>>>>
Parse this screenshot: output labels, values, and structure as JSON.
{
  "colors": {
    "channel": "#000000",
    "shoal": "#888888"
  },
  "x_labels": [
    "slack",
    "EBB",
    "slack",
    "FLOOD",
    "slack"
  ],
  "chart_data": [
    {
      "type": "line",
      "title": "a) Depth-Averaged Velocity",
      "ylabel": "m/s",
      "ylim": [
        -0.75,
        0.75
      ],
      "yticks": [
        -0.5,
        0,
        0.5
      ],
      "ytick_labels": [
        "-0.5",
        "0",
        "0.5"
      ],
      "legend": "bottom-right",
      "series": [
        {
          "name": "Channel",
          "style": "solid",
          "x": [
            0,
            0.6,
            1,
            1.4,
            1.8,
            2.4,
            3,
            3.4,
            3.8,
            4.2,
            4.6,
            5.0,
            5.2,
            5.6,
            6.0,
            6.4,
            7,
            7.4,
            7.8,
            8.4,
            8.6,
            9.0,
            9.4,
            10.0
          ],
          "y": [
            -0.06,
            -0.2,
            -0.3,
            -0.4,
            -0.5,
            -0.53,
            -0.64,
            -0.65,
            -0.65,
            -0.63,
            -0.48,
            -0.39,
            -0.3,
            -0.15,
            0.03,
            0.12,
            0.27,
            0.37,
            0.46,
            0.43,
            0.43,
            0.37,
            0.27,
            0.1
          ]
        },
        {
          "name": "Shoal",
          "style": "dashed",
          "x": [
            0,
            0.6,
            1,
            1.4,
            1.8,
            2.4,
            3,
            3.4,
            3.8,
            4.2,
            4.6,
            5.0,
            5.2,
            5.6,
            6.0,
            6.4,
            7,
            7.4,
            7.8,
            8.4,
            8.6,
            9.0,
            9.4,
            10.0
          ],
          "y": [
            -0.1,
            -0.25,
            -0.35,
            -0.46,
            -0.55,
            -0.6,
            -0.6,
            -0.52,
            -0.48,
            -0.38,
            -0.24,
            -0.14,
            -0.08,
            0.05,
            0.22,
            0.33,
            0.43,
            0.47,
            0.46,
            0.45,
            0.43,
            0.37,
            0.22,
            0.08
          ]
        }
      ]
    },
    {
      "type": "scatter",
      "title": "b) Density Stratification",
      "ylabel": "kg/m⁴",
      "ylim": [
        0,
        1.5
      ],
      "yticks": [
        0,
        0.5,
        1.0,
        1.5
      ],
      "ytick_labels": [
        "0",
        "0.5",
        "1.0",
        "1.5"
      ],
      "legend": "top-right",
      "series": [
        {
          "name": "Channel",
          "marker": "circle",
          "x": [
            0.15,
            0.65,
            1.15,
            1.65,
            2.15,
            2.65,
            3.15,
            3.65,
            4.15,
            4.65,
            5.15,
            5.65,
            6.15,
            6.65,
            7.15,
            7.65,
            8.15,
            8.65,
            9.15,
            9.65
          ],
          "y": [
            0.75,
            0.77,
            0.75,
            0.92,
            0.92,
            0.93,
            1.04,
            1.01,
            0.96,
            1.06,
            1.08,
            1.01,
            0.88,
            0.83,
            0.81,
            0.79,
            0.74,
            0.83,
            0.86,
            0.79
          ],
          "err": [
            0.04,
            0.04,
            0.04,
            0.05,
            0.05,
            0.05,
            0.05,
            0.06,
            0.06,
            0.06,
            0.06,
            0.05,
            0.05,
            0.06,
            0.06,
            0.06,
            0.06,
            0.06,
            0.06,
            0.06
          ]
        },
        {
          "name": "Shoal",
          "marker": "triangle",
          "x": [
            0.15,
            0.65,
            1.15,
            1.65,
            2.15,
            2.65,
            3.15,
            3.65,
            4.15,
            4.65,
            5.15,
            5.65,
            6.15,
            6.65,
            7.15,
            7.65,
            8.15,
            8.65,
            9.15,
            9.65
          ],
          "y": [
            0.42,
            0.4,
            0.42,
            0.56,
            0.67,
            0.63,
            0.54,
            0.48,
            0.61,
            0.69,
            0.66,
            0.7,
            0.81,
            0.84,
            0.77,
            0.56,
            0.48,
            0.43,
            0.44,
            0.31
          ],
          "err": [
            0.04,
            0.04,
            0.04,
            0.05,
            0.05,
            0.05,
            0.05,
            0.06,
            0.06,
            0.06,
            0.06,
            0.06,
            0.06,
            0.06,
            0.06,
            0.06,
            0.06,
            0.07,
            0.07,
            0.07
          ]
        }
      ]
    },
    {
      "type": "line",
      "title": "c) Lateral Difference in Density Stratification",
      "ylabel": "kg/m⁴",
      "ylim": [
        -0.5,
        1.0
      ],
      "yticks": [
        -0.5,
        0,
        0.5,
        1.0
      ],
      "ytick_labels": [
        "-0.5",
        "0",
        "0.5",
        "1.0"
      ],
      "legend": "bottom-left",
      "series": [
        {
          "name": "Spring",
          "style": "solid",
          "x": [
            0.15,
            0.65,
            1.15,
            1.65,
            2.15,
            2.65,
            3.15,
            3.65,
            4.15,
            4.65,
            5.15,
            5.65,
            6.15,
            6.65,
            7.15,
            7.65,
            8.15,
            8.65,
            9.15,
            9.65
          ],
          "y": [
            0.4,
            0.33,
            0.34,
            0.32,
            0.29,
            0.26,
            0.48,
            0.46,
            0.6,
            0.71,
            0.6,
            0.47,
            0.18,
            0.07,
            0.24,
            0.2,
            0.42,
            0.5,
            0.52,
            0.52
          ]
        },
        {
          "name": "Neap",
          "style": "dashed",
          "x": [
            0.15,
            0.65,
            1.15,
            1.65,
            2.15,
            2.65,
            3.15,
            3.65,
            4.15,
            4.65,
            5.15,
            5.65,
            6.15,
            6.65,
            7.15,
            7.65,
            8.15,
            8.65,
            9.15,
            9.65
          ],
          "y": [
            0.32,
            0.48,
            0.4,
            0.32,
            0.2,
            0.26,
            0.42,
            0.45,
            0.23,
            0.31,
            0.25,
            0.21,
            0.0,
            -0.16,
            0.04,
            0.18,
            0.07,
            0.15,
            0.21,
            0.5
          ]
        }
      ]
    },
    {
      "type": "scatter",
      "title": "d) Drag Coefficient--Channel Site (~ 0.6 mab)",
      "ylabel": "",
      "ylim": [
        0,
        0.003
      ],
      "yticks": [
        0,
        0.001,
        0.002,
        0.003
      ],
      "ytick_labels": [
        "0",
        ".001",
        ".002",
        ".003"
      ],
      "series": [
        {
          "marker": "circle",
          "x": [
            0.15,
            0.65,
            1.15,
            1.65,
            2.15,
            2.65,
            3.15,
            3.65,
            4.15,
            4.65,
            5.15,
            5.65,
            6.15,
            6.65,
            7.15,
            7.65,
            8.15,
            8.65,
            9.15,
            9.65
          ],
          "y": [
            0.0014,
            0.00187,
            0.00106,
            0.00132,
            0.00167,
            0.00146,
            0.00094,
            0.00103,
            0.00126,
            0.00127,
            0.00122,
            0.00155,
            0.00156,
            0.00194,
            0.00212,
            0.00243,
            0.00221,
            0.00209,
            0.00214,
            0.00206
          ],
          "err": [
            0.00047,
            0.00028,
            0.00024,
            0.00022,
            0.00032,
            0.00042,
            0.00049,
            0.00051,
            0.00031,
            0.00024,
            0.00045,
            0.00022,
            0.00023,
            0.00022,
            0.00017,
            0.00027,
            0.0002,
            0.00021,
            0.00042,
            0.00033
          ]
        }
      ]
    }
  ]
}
<<<<
▸ **What you need to do**
All of the records must be repeated exactly.

▸ **Answer**
Parse this screenshot: output labels, values, and structure as JSON.
{
  "colors": {
    "channel": "#000000",
    "shoal": "#888888"
  },
  "x_labels": [
    "slack",
    "EBB",
    "slack",
    "FLOOD",
    "slack"
  ],
  "chart_data": [
    {
      "type": "line",
      "title": "a) Depth-Averaged Velocity",
      "ylabel": "m/s",
      "ylim": [
        -0.75,
        0.75
      ],
      "yticks": [
        -0.5,
        0,
        0.5
      ],
      "ytick_labels": [
        "-0.5",
        "0",
        "0.5"
      ],
      "legend": "bottom-right",
      "series": [
        {
          "name": "Channel",
          "style": "solid",
          "x": [
            0,
            0.6,
            1,
            1.4,
            1.8,
            2.4,
            3,
            3.4,
            3.8,
            4.2,
            4.6,
            5.0,
            5.2,
            5.6,
            6.0,
            6.4,
            7,
            7.4,
            7.8,
            8.4,
            8.6,
            9.0,
            9.4,
            10.0
          ],
          "y": [
            -0.06,
            -0.2,
            -0.3,
            -0.4,
            -0.5,
            -0.53,
            -0.64,
            -0.65,
            -0.65,
            -0.63,
            -0.48,
            -0.39,
            -0.3,
            -0.15,
            0.03,
            0.12,
            0.27,
            0.37,
            0.46,
            0.43,
            0.43,
            0.37,
            0.27,
            0.1
          ]
        },
        {
          "name": "Shoal",
          "style": "dashed",
          "x": [
            0,
            0.6,
            1,
            1.4,
            1.8,
            2.4,
            3,
            3.4,
            3.8,
            4.2,
            4.6,
            5.0,
            5.2,
            5.6,
            6.0,
            6.4,
            7,
            7.4,
            7.8,
            8.4,
            8.6,
            9.0,
            9.4,
            10.0
          ],
          "y": [
            -0.1,
            -0.25,
            -0.35,
            -0.46,
            -0.55,
            -0.6,
            -0.6,
            -0.52,
            -0.48,
            -0.38,
            -0.24,
            -0.14,
            -0.08,
            0.05,
            0.22,
            0.33,
            0.43,
            0.47,
            0.46,
            0.45,
            0.43,
            0.37,
            0.22,
            0.08
          ]
        }
      ]
    },
    {
      "type": "scatter",
      "title": "b) Density Stratification",
      "ylabel": "kg/m⁴",
      "ylim": [
        0,
        1.5
      ],
      "yticks": [
        0,
        0.5,
        1.0,
        1.5
      ],
      "ytick_labels": [
        "0",
        "0.5",
        "1.0",
        "1.5"
      ],
      "legend": "top-right",
      "series": [
        {
          "name": "Channel",
          "marker": "circle",
          "x": [
            0.15,
            0.65,
            1.15,
            1.65,
            2.15,
            2.65,
            3.15,
            3.65,
            4.15,
            4.65,
            5.15,
            5.65,
            6.15,
            6.65,
            7.15,
            7.65,
            8.15,
            8.65,
            9.15,
            9.65
          ],
          "y": [
            0.75,
            0.77,
            0.75,
            0.92,
            0.92,
            0.93,
            1.04,
            1.01,
            0.96,
            1.06,
            1.08,
            1.01,
            0.88,
            0.83,
            0.81,
            0.79,
            0.74,
            0.83,
            0.86,
            0.79
          ],
          "err": [
            0.04,
            0.04,
            0.04,
            0.05,
            0.05,
            0.05,
            0.05,
            0.06,
            0.06,
            0.06,
            0.06,
            0.05,
            0.05,
            0.06,
            0.06,
            0.06,
            0.06,
            0.06,
            0.06,
            0.06
          ]
        },
        {
          "name": "Shoal",
          "marker": "triangle",
          "x": [
            0.15,
            0.65,
            1.15,
            1.65,
            2.15,
            2.65,
            3.15,
            3.65,
            4.15,
            4.65,
            5.15,
            5.65,
            6.15,
            6.65,
            7.15,
            7.65,
            8.15,
            8.65,
            9.15,
            9.65
          ],
          "y": [
            0.42,
            0.4,
            0.42,
            0.56,
            0.67,
            0.63,
            0.54,
            0.48,
            0.61,
            0.69,
            0.66,
            0.7,
            0.81,
            0.84,
            0.77,
            0.56,
            0.48,
            0.43,
            0.44,
            0.31
          ],
          "err": [
            0.04,
            0.04,
            0.04,
            0.05,
            0.05,
            0.05,
            0.05,
            0.06,
            0.06,
            0.06,
            0.06,
            0.06,
            0.06,
            0.06,
            0.06,
            0.06,
            0.06,
            0.07,
            0.07,
            0.07
          ]
        }
      ]
    },
    {
      "type": "line",
      "title": "c) Lateral Difference in Density Stratification",
      "ylabel": "kg/m⁴",
      "ylim": [
        -0.5,
        1.0
      ],
      "yticks": [
        -0.5,
        0,
        0.5,
        1.0
      ],
      "ytick_labels": [
        "-0.5",
        "0",
        "0.5",
        "1.0"
      ],
      "legend": "bottom-left",
      "series": [
        {
          "name": "Spring",
          "style": "solid",
          "x": [
            0.15,
            0.65,
            1.15,
            1.65,
            2.15,
            2.65,
            3.15,
            3.65,
            4.15,
            4.65,
            5.15,
            5.65,
            6.15,
            6.65,
            7.15,
            7.65,
            8.15,
            8.65,
            9.15,
            9.65
          ],
          "y": [
            0.4,
            0.33,
            0.34,
            0.32,
            0.29,
            0.26,
            0.48,
            0.46,
            0.6,
            0.71,
            0.6,
            0.47,
            0.18,
            0.07,
            0.24,
            0.2,
            0.42,
            0.5,
            0.52,
            0.52
          ]
        },
        {
          "name": "Neap",
          "style": "dashed",
          "x": [
            0.15,
            0.65,
            1.15,
            1.65,
            2.15,
            2.65,
            3.15,
            3.65,
            4.15,
            4.65,
            5.15,
            5.65,
            6.15,
            6.65,
            7.15,
            7.65,
            8.15,
            8.65,
            9.15,
            9.65
          ],
          "y": [
            0.32,
            0.48,
            0.4,
            0.32,
            0.2,
            0.26,
            0.42,
            0.45,
            0.23,
            0.31,
            0.25,
            0.21,
            0.0,
            -0.16,
            0.04,
            0.18,
            0.07,
            0.15,
            0.21,
            0.5
          ]
        }
      ]
    },
    {
      "type": "scatter",
      "title": "d) Drag Coefficient--Channel Site (~ 0.6 mab)",
      "ylabel": "",
      "ylim": [
        0,
        0.003
      ],
      "yticks": [
        0,
        0.001,
        0.002,
        0.003
      ],
      "ytick_labels": [
        "0",
        ".001",
        ".002",
        ".003"
      ],
      "series": [
        {
          "marker": "circle",
          "x": [
            0.15,
            0.65,
            1.15,
            1.65,
            2.15,
            2.65,
            3.15,
            3.65,
            4.15,
            4.65,
            5.15,
            5.65,
            6.15,
            6.65,
            7.15,
            7.65,
            8.15,
            8.65,
            9.15,
            9.65
          ],
          "y": [
            0.0014,
            0.00187,
            0.00106,
            0.00132,
            0.00167,
            0.00146,
            0.00094,
            0.00103,
            0.00126,
            0.00127,
            0.00122,
            0.00155,
            0.00156,
            0.00194,
            0.00212,
            0.00243,
            0.00221,
            0.00209,
            0.00214,
            0.00206
          ],
          "err": [
            0.00047,
            0.00028,
            0.00024,
            0.00022,
            0.00032,
            0.00042,
            0.00049,
            0.00051,
            0.00031,
            0.00024,
            0.00045,
            0.00022,
            0.00023,
            0.00022,
            0.00017,
            0.00027,
            0.0002,
            0.00021,
            0.00042,
            0.00033
          ]
        }
      ]
    }
  ]
}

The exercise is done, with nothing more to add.